(Dataset entries on figures)
______________________________

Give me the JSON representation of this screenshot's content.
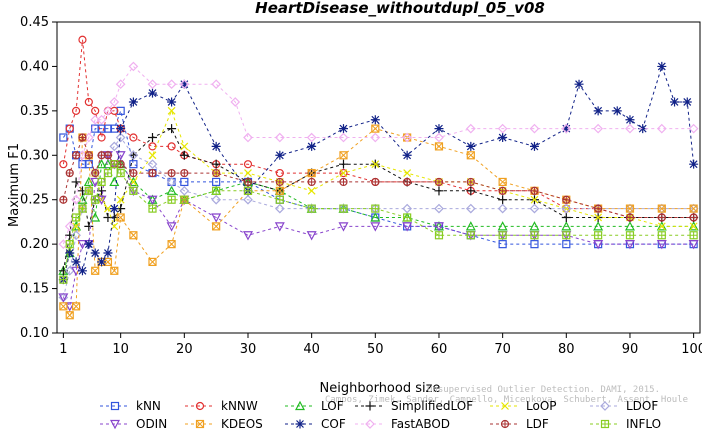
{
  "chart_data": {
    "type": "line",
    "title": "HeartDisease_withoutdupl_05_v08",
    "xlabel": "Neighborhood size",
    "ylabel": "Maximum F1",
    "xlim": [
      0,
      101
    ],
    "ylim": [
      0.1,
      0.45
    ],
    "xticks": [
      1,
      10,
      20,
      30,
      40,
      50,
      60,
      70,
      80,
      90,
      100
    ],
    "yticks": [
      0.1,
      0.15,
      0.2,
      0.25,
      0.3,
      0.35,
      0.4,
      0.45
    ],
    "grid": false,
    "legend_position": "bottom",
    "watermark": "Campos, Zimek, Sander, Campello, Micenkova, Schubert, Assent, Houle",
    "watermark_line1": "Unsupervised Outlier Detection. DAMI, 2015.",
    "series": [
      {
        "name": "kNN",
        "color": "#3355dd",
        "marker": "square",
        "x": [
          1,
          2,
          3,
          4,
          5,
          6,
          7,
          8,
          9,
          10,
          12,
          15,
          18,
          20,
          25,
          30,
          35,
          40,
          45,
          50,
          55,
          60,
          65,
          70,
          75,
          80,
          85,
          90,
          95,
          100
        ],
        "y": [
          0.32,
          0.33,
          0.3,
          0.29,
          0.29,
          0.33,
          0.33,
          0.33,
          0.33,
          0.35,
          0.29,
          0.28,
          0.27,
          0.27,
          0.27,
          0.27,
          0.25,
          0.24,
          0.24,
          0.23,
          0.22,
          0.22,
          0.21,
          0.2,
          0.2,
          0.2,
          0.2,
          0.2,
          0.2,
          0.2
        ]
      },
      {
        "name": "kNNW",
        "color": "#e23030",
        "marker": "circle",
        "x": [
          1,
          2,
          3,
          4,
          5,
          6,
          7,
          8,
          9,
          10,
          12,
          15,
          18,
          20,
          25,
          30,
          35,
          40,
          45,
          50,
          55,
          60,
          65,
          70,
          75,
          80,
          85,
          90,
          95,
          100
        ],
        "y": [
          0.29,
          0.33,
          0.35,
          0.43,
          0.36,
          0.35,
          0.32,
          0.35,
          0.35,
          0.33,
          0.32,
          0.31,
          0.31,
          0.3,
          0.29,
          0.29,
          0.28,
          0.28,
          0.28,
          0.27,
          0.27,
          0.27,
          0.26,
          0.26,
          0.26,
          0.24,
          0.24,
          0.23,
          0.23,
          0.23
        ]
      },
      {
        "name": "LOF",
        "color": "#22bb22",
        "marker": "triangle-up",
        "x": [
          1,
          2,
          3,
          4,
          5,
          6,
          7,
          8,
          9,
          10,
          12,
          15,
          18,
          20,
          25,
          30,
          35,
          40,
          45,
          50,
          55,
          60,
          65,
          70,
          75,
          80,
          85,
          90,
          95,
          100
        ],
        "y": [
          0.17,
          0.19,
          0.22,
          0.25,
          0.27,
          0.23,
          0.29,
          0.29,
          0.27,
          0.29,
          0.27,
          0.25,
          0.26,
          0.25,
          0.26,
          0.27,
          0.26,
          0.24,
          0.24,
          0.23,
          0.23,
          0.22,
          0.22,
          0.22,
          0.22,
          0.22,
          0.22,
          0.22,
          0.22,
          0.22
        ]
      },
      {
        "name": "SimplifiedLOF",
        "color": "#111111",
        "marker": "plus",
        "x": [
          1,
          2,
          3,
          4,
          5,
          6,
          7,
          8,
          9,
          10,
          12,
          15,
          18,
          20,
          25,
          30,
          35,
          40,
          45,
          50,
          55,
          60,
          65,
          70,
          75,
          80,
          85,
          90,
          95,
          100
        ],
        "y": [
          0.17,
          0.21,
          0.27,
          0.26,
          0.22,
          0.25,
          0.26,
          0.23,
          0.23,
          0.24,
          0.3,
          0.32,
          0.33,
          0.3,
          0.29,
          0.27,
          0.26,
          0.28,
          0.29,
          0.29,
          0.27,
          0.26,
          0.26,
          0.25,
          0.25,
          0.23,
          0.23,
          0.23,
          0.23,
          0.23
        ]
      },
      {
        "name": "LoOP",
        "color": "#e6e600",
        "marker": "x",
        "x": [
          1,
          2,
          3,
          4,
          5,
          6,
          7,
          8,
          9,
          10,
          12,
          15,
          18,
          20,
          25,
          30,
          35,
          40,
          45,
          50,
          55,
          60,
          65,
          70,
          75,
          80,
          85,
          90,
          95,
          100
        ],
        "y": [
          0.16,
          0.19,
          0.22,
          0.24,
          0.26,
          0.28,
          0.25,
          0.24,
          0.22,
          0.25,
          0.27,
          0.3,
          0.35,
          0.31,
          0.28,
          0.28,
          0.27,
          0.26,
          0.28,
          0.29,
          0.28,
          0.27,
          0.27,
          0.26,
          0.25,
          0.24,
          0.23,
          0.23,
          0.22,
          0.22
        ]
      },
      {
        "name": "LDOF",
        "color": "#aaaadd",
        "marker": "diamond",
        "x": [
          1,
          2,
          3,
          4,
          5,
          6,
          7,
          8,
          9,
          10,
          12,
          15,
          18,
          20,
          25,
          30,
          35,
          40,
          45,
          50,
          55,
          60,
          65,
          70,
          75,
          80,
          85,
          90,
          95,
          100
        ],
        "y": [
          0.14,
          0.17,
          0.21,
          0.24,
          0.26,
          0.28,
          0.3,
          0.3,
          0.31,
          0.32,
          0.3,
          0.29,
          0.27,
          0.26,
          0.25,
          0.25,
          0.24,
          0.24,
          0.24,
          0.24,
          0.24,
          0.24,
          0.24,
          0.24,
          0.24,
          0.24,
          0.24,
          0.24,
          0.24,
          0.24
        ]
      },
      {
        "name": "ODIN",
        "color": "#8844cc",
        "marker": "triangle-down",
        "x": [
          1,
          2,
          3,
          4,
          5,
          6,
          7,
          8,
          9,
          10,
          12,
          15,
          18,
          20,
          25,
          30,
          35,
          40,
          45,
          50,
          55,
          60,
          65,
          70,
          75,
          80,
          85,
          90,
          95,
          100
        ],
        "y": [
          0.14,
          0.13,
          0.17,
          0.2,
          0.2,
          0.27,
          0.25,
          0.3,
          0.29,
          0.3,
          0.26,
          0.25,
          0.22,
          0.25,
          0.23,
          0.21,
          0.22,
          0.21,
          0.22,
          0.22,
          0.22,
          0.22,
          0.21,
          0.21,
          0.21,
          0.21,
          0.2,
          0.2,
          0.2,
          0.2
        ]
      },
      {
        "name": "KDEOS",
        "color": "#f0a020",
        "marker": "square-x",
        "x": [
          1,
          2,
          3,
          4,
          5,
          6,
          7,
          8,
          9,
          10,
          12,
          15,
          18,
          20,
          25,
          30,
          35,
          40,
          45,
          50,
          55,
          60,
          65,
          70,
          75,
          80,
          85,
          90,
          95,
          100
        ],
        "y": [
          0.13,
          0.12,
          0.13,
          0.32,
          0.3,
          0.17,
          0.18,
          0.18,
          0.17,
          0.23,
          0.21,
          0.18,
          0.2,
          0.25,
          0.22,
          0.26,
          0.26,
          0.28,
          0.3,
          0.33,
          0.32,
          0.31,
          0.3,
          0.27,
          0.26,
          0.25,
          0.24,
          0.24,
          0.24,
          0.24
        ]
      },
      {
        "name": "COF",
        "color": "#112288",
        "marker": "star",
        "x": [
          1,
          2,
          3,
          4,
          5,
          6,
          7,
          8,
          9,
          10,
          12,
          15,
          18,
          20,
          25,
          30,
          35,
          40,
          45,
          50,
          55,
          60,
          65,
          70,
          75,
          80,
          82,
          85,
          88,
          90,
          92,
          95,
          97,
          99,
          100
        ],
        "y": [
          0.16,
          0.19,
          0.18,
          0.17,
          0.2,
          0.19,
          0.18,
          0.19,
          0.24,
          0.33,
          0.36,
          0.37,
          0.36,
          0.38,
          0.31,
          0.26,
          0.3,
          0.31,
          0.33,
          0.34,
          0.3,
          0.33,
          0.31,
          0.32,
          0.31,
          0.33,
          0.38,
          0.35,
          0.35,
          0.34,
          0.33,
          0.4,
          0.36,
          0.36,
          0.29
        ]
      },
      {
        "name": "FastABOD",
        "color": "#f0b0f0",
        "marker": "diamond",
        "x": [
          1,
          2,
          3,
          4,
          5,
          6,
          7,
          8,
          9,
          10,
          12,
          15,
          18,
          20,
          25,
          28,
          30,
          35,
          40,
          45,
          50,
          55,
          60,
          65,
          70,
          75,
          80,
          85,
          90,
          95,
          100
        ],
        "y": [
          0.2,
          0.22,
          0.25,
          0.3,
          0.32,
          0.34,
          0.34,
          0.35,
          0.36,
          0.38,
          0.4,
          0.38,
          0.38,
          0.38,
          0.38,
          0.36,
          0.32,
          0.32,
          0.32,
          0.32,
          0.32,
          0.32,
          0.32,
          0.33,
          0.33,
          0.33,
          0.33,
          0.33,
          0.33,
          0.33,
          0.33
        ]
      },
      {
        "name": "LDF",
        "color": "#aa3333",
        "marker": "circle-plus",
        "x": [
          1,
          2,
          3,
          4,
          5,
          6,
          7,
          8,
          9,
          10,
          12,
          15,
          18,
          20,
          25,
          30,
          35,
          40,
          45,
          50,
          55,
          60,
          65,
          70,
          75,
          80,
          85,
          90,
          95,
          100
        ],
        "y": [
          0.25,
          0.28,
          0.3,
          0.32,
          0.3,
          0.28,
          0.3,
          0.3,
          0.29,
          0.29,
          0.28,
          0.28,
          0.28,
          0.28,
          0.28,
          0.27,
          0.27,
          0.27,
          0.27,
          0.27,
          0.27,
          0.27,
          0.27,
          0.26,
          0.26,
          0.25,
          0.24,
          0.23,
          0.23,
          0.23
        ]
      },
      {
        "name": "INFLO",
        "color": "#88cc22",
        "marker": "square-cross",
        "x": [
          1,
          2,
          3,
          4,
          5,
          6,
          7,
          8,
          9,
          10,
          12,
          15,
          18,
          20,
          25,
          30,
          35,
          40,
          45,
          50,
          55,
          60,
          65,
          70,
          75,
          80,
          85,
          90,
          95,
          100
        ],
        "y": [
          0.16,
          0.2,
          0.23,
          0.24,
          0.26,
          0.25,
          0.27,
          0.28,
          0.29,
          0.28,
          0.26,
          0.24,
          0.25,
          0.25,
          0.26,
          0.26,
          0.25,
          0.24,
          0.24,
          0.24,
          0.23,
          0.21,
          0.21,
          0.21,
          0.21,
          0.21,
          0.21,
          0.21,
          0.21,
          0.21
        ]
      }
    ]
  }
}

______________________________

DIRECTION: Look above for every line with the word "name" and copy it.

RESPONSE TO THIS TASK:
        "name": "kNN",
        "name": "kNNW",
        "name": "LOF",
        "name": "SimplifiedLOF",
        "name": "LoOP",
        "name": "LDOF",
        "name": "ODIN",
        "name": "KDEOS",
        "name": "COF",
        "name": "FastABOD",
        "name": "LDF",
        "name": "INFLO",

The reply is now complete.